**Task details**
Set down the material below in full, matching it exactly.

**Task input**
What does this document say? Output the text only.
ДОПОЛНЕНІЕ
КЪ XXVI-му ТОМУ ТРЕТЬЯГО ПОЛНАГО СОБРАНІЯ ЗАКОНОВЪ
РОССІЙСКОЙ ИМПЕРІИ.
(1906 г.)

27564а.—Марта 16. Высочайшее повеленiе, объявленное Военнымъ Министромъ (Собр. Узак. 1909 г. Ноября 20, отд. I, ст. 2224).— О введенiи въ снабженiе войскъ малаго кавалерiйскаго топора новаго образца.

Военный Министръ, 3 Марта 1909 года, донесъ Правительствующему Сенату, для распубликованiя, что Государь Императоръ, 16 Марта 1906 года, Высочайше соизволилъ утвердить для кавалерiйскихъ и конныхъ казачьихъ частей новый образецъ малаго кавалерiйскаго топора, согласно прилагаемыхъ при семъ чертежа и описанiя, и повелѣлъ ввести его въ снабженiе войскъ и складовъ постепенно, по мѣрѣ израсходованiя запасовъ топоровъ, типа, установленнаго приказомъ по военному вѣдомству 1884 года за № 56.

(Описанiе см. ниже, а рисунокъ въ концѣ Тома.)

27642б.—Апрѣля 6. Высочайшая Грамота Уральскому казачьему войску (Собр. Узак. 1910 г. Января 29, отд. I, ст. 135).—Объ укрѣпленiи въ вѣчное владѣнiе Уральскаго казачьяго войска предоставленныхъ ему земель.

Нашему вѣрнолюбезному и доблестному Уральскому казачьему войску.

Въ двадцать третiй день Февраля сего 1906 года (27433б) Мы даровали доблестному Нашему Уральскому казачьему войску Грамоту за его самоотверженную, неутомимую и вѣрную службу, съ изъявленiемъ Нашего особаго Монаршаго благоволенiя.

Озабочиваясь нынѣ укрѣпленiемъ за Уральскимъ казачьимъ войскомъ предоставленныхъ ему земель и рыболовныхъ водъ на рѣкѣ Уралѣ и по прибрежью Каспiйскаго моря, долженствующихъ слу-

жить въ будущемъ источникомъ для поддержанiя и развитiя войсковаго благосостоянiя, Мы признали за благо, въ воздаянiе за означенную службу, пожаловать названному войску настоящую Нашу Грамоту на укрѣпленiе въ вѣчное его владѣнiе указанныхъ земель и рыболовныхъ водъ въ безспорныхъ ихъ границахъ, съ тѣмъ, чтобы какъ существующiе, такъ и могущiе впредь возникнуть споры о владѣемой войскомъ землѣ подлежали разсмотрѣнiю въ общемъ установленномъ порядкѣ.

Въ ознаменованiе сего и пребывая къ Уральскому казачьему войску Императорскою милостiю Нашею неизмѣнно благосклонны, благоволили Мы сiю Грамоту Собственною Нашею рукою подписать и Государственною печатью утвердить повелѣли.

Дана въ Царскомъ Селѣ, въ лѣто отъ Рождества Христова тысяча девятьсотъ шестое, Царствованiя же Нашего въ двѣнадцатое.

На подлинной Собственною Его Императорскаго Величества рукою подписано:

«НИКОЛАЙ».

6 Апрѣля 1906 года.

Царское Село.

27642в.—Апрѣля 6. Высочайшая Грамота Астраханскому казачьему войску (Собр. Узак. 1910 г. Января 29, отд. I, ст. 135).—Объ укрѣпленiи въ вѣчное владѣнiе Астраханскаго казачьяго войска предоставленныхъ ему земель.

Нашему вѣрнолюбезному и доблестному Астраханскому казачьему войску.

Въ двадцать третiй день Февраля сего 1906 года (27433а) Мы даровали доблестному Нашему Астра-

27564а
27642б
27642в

**Solution for this problem**
What does this document say? Output the text only.
ДОПОЛНЕНІЕ
КЪ XXVI-му ТОМУ ТРЕТЬЯГО ПОЛНАГО СОБРАНІЯ ЗАКОНОВЪ
РОССІЙСКОЙ ИМПЕРІИ.
(1906 г.)

27564а.—Марта 16. Высочайшее повеленiе, объявленное Военнымъ Министромъ (Собр. Узак. 1909 г. Ноября 20, отд. I, ст. 2224).— О введенiи въ снабженiе войскъ малаго кавалерiйскаго топора новаго образца.

Военный Министръ, 3 Марта 1909 года, донесъ Правительствующему Сенату, для распубликованiя, что Государь Императоръ, 16 Марта 1906 года, Высочайше соизволилъ утвердить для кавалерiйскихъ и конныхъ казачьихъ частей новый образецъ малаго кавалерiйскаго топора, согласно прилагаемыхъ при семъ чертежа и описанiя, и повелѣлъ ввести его въ снабженiе войскъ и складовъ постепенно, по мѣрѣ израсходованiя запасовъ топоровъ, типа, установленнаго приказомъ по военному вѣдомству 1884 года за № 56.

(Описанiе см. ниже, а рисунокъ въ концѣ Тома.)

27642б.—Апрѣля 6. Высочайшая Грамота Уральскому казачьему войску (Собр. Узак. 1910 г. Января 29, отд. I, ст. 135).—Объ укрѣпленiи въ вѣчное владѣнiе Уральскаго казачьяго войска предоставленныхъ ему земель.

Нашему вѣрнолюбезному и доблестному Уральскому казачьему войску.

Въ двадцать третiй день Февраля сего 1906 года (27433б) Мы даровали доблестному Нашему Уральскому казачьему войску Грамоту за его самоотверженную, неутомимую и вѣрную службу, съ изъявленiемъ Нашего особаго Монаршаго благоволенiя.

Озабочиваясь нынѣ укрѣпленiемъ за Уральскимъ казачьимъ войскомъ предоставленныхъ ему земель и рыболовныхъ водъ на рѣкѣ Уралѣ и по прибрежью Каспiйскаго моря, долженствующихъ слу-

жить въ будущемъ источникомъ для поддержанiя и развитiя войсковаго благосостоянiя, Мы признали за благо, въ воздаянiе за означенную службу, пожаловать названному войску настоящую Нашу Грамоту на укрѣпленiе въ вѣчное его владѣнiе указанныхъ земель и рыболовныхъ водъ въ безспорныхъ ихъ границахъ, съ тѣмъ, чтобы какъ существующiе, такъ и могущiе впредь возникнуть споры о владѣемой войскомъ землѣ подлежали разсмотрѣнiю въ общемъ установленномъ порядкѣ.

Въ ознаменованiе сего и пребывая къ Уральскому казачьему войску Императорскою милостiю Нашею неизмѣнно благосклонны, благоволили Мы сiю Грамоту Собственною Нашею рукою подписать и Государственною печатью утвердить повелѣли.

Дана въ Царскомъ Селѣ, въ лѣто отъ Рождества Христова тысяча девятьсотъ шестое, Царствованiя же Нашего въ двѣнадцатое.

На подлинной Собственною Его Императорскаго Величества рукою подписано:

«НИКОЛАЙ».

6 Апрѣля 1906 года.

Царское Село.

27642в.—Апрѣля 6. Высочайшая Грамота Астраханскому казачьему войску (Собр. Узак. 1910 г. Января 29, отд. I, ст. 135).—Объ укрѣпленiи въ вѣчное владѣнiе Астраханскаго казачьяго войска предоставленныхъ ему земель.

Нашему вѣрнолюбезному и доблестному Астраханскому казачьему войску.

Въ двадцать третiй день Февраля сего 1906 года (27433а) Мы даровали доблестному Нашему Астра-

27564а
27642б
27642в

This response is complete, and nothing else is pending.